__PROBLEM__. Look for "Paper" in each line of the entries, and return the matching lines.

__DATASET ENTRIES__.
* * *
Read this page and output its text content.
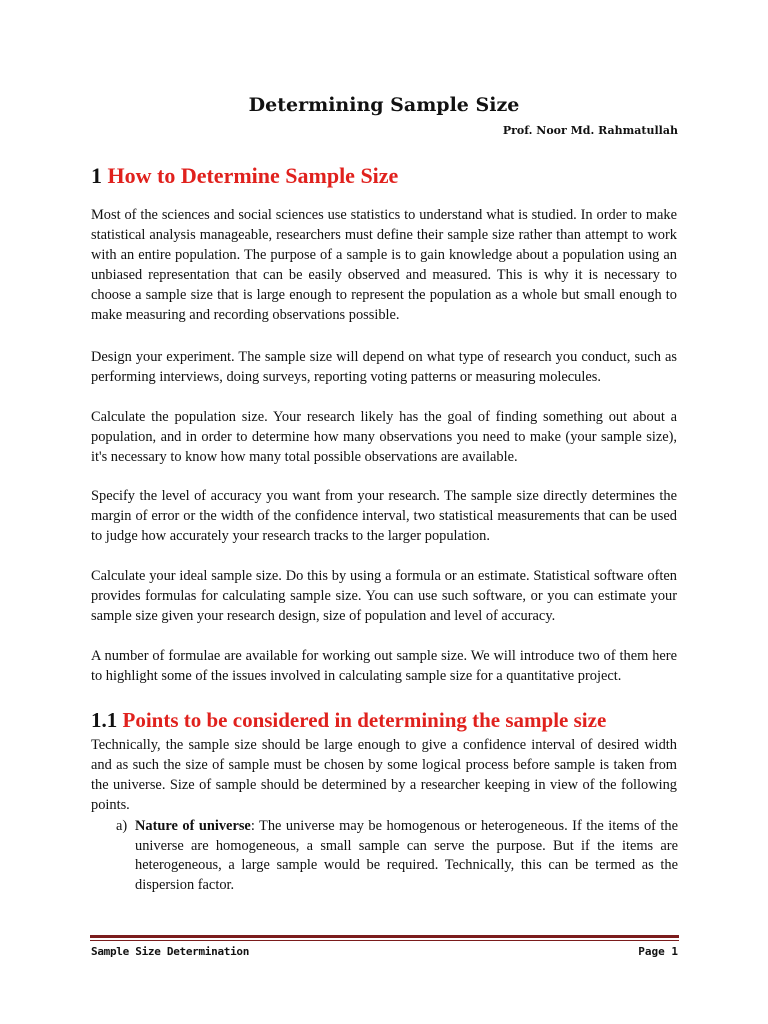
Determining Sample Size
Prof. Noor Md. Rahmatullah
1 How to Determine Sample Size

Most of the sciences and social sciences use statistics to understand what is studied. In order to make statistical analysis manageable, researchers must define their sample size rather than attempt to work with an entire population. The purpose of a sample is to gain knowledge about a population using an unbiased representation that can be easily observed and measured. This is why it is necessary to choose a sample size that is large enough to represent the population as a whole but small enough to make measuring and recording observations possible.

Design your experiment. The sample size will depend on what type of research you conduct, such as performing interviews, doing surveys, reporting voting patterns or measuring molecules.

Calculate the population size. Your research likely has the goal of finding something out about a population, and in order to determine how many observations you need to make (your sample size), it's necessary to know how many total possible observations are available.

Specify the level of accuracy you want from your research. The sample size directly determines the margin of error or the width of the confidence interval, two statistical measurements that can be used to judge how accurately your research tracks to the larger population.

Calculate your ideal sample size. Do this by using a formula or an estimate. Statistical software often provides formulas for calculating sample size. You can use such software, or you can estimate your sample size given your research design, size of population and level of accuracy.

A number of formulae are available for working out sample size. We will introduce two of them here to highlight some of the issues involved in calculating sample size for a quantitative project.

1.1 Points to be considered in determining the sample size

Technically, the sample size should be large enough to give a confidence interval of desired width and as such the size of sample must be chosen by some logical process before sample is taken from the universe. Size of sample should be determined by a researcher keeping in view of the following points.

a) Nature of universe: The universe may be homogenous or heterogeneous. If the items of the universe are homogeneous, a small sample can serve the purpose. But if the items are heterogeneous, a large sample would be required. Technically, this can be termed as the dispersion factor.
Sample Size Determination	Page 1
* * *
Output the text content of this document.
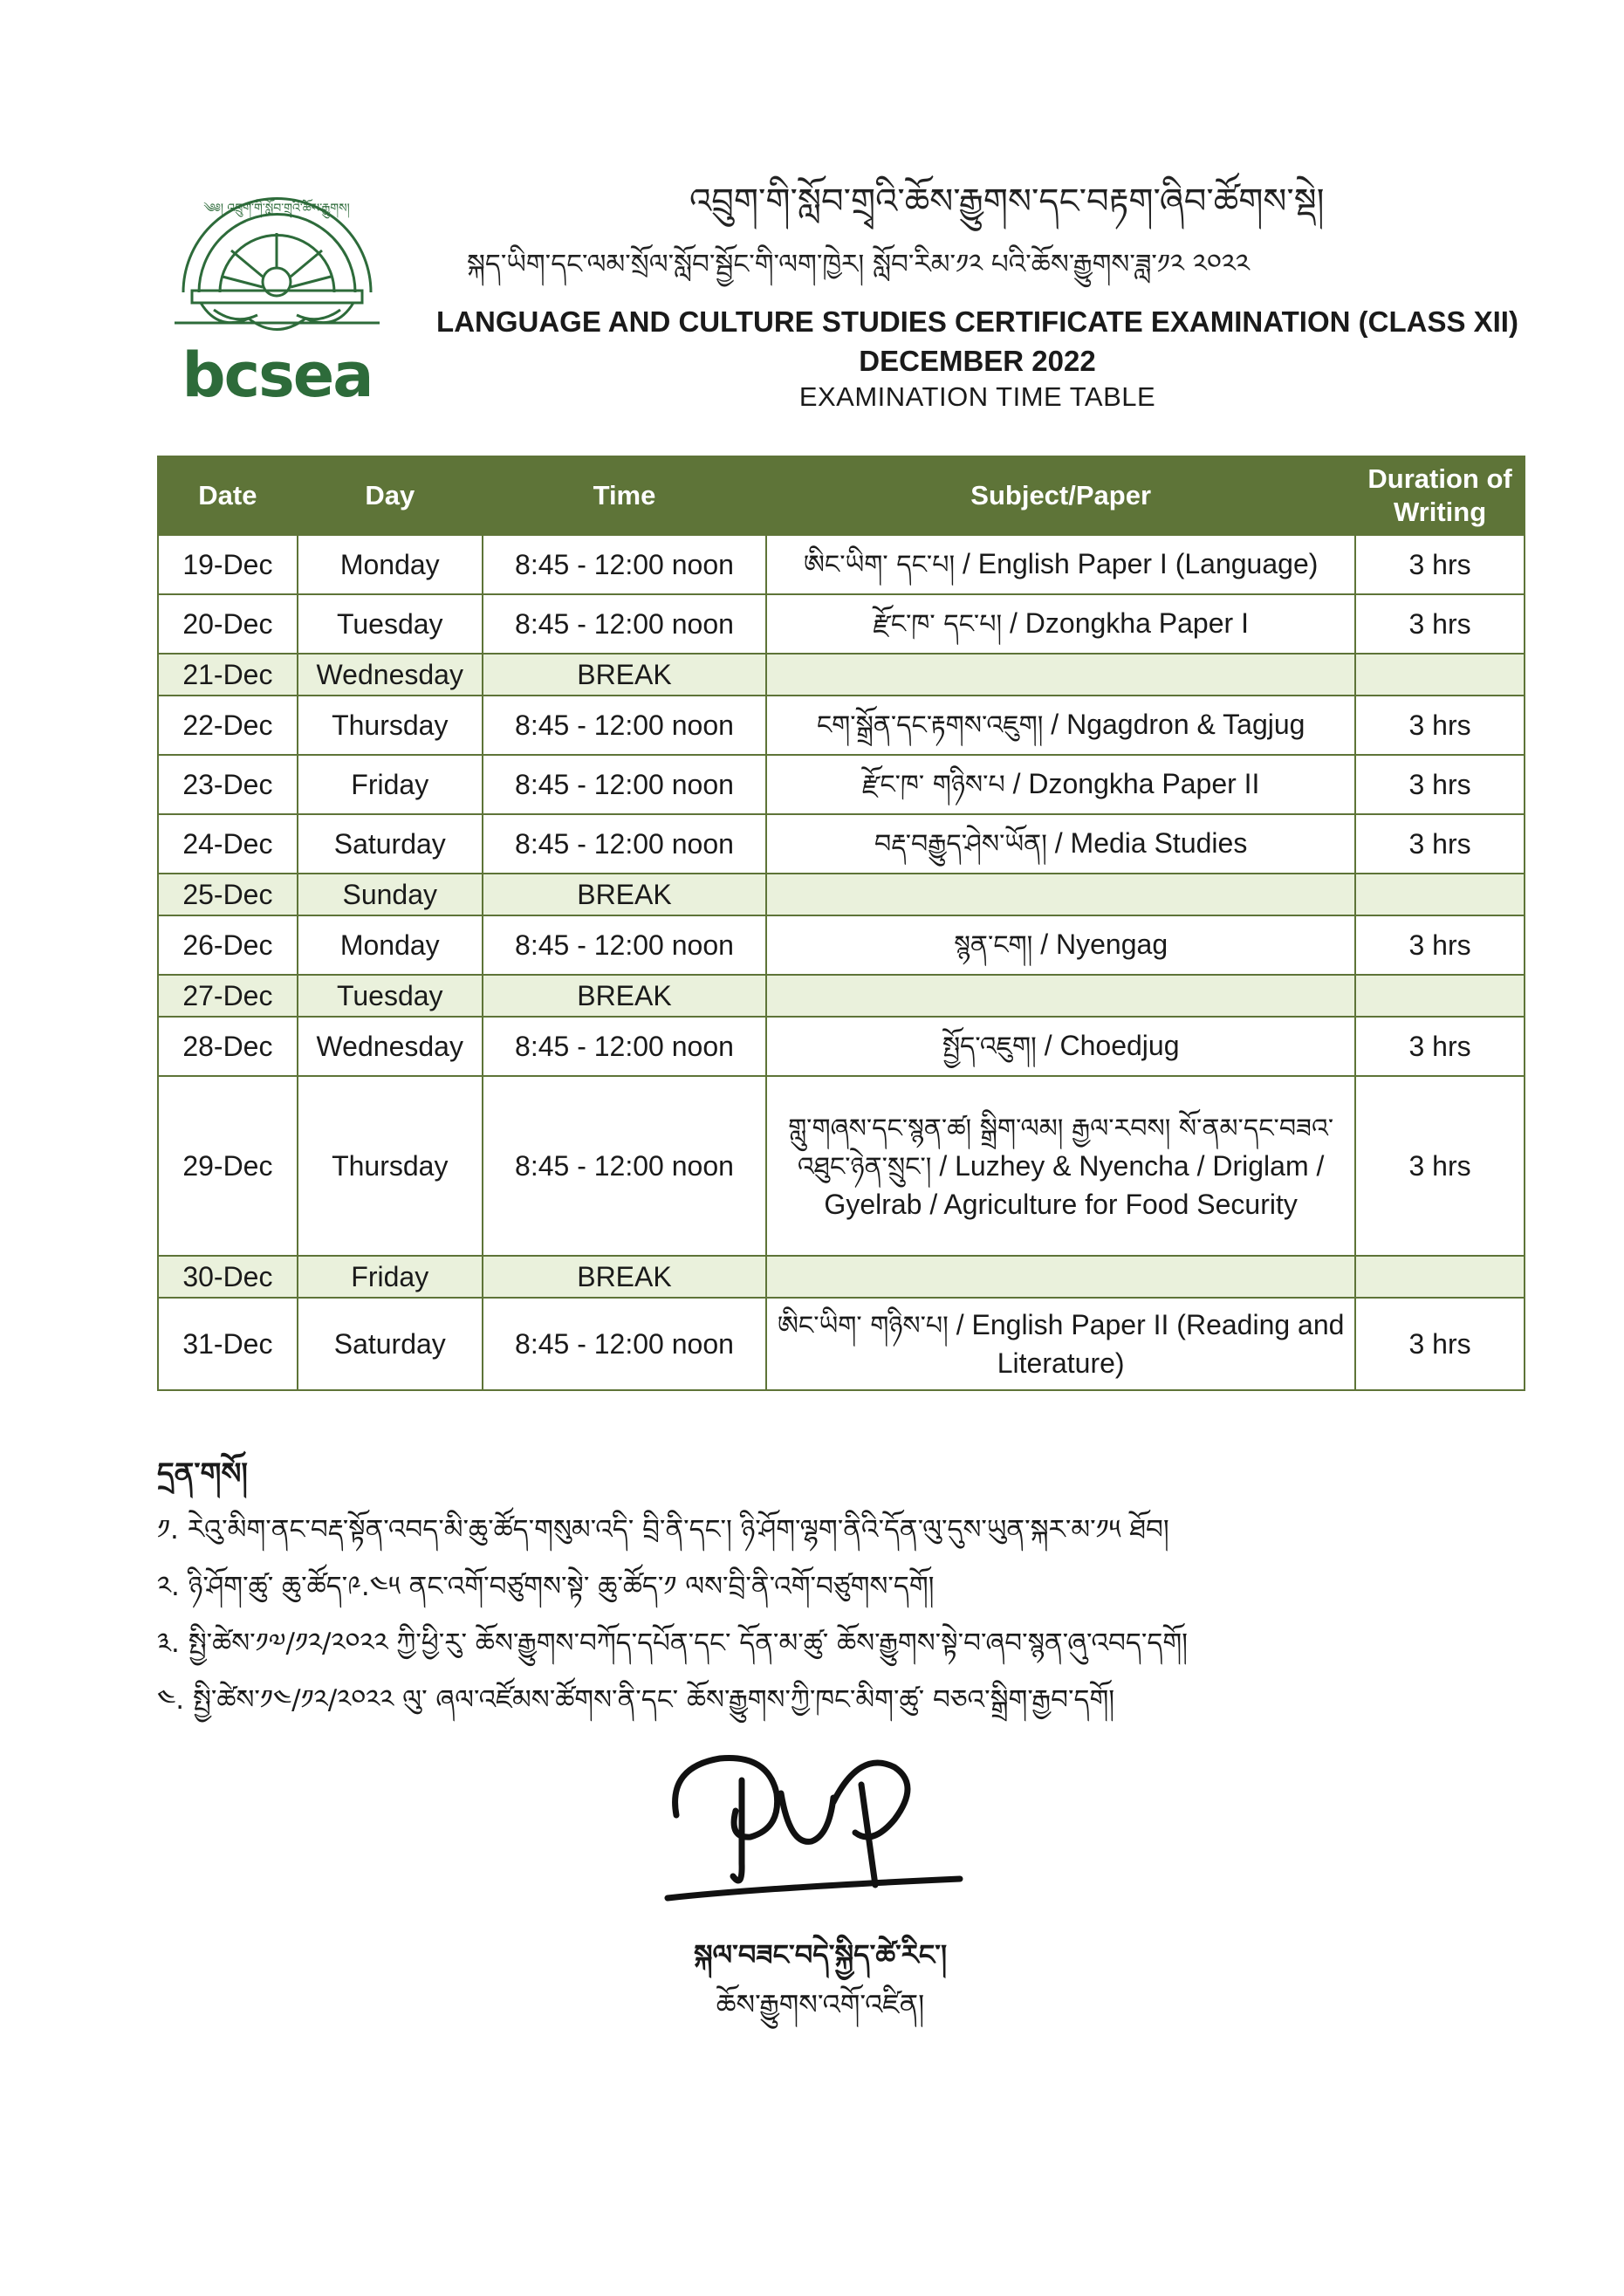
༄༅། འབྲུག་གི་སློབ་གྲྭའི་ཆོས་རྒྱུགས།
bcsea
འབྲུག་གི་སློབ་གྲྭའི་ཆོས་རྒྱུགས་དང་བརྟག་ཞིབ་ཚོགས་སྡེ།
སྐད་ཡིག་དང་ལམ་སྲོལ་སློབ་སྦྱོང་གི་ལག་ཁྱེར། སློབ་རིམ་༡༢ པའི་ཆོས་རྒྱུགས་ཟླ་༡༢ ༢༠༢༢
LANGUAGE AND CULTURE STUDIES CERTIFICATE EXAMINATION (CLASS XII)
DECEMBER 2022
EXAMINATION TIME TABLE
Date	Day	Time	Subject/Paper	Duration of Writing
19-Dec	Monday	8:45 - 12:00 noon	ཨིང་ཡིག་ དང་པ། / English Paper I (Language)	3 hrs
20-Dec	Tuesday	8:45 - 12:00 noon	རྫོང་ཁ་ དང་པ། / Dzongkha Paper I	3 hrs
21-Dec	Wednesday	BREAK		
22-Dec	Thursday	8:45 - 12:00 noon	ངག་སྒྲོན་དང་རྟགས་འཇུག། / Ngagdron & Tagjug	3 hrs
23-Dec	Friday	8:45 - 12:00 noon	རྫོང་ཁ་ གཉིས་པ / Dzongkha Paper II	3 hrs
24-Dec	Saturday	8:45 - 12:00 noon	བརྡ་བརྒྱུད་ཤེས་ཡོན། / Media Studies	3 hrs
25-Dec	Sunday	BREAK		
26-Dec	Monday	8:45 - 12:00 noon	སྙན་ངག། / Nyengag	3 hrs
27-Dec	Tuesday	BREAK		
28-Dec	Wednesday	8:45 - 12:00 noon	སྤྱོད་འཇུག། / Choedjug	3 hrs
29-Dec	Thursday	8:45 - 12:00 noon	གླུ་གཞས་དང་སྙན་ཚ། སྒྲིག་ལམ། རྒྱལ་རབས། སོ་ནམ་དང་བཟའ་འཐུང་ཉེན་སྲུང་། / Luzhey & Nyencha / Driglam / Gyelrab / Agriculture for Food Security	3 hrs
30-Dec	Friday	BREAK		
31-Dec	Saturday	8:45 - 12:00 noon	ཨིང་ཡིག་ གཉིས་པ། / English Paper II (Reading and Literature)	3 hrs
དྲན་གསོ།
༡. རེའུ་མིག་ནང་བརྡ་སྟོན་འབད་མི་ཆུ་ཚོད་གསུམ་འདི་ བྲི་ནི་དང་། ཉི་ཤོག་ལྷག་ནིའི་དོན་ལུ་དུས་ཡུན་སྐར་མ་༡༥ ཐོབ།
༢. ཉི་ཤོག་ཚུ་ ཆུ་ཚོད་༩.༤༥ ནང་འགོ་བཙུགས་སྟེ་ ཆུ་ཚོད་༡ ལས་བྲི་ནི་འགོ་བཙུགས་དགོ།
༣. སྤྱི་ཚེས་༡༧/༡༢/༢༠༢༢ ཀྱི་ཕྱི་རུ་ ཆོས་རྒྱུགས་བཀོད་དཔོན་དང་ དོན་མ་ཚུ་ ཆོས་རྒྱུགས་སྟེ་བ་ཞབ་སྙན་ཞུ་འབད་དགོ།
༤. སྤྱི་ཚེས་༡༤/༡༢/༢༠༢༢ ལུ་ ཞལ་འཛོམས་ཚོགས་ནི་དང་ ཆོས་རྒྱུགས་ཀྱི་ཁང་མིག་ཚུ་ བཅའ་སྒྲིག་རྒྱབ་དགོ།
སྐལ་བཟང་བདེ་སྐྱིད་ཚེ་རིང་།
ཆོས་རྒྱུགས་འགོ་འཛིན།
* * *
__SOLUTION FOR THIS TASK__.
Date	Day	Time	Subject/Paper	Duration of Writing
19-Dec	Monday	8:45 - 12:00 noon	ཨིང་ཡིག་ དང་པ། / English Paper I (Language)	3 hrs
20-Dec	Tuesday	8:45 - 12:00 noon	རྫོང་ཁ་ དང་པ། / Dzongkha Paper I	3 hrs
23-Dec	Friday	8:45 - 12:00 noon	རྫོང་ཁ་ གཉིས་པ / Dzongkha Paper II	3 hrs
31-Dec	Saturday	8:45 - 12:00 noon	ཨིང་ཡིག་ གཉིས་པ། / English Paper II (Reading and Literature)	3 hrs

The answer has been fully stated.